» **Required work**
Your task is to repeat all of the data exactly while excluding the pictures.
— start of Stored records —
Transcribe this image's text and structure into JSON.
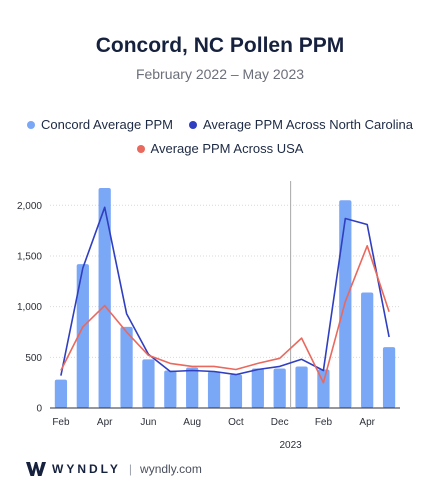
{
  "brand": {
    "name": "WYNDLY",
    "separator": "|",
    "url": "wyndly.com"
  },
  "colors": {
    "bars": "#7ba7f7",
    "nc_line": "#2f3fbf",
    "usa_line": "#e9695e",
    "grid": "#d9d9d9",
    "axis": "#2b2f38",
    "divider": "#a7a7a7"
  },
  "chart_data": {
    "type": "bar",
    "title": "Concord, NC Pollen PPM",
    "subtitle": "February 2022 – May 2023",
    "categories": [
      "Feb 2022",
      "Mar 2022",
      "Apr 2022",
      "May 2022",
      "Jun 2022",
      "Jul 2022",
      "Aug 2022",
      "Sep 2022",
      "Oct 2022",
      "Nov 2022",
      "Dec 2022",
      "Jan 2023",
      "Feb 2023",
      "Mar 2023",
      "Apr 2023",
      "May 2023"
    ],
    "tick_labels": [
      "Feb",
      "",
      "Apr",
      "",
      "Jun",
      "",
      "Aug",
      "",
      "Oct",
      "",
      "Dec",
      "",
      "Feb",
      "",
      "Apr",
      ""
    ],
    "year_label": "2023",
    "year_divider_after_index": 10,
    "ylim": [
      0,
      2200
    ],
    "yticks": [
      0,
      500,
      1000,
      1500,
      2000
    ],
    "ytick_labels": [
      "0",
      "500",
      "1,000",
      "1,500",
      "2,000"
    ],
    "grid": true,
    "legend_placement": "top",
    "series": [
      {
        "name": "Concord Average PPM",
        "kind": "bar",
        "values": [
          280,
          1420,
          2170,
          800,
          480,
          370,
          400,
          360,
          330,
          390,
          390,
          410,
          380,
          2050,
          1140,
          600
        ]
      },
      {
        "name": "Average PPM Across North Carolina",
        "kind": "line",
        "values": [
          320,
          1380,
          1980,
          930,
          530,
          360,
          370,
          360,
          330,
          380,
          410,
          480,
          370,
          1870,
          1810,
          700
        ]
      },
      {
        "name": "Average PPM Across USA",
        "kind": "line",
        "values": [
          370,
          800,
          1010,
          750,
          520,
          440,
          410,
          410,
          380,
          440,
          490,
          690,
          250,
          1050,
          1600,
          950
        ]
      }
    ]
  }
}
— end of Stored records —
» **Finished answer**
Transcribe this image's text and structure into JSON.
{
  "brand": {
    "name": "WYNDLY",
    "separator": "|",
    "url": "wyndly.com"
  },
  "colors": {
    "bars": "#7ba7f7",
    "nc_line": "#2f3fbf",
    "usa_line": "#e9695e",
    "grid": "#d9d9d9",
    "axis": "#2b2f38",
    "divider": "#a7a7a7"
  },
  "chart_data": {
    "type": "bar",
    "title": "Concord, NC Pollen PPM",
    "subtitle": "February 2022 – May 2023",
    "categories": [
      "Feb 2022",
      "Mar 2022",
      "Apr 2022",
      "May 2022",
      "Jun 2022",
      "Jul 2022",
      "Aug 2022",
      "Sep 2022",
      "Oct 2022",
      "Nov 2022",
      "Dec 2022",
      "Jan 2023",
      "Feb 2023",
      "Mar 2023",
      "Apr 2023",
      "May 2023"
    ],
    "tick_labels": [
      "Feb",
      "",
      "Apr",
      "",
      "Jun",
      "",
      "Aug",
      "",
      "Oct",
      "",
      "Dec",
      "",
      "Feb",
      "",
      "Apr",
      ""
    ],
    "year_label": "2023",
    "year_divider_after_index": 10,
    "ylim": [
      0,
      2200
    ],
    "yticks": [
      0,
      500,
      1000,
      1500,
      2000
    ],
    "ytick_labels": [
      "0",
      "500",
      "1,000",
      "1,500",
      "2,000"
    ],
    "grid": true,
    "legend_placement": "top",
    "series": [
      {
        "name": "Concord Average PPM",
        "kind": "bar",
        "values": [
          280,
          1420,
          2170,
          800,
          480,
          370,
          400,
          360,
          330,
          390,
          390,
          410,
          380,
          2050,
          1140,
          600
        ]
      },
      {
        "name": "Average PPM Across North Carolina",
        "kind": "line",
        "values": [
          320,
          1380,
          1980,
          930,
          530,
          360,
          370,
          360,
          330,
          380,
          410,
          480,
          370,
          1870,
          1810,
          700
        ]
      },
      {
        "name": "Average PPM Across USA",
        "kind": "line",
        "values": [
          370,
          800,
          1010,
          750,
          520,
          440,
          410,
          410,
          380,
          440,
          490,
          690,
          250,
          1050,
          1600,
          950
        ]
      }
    ]
  }
}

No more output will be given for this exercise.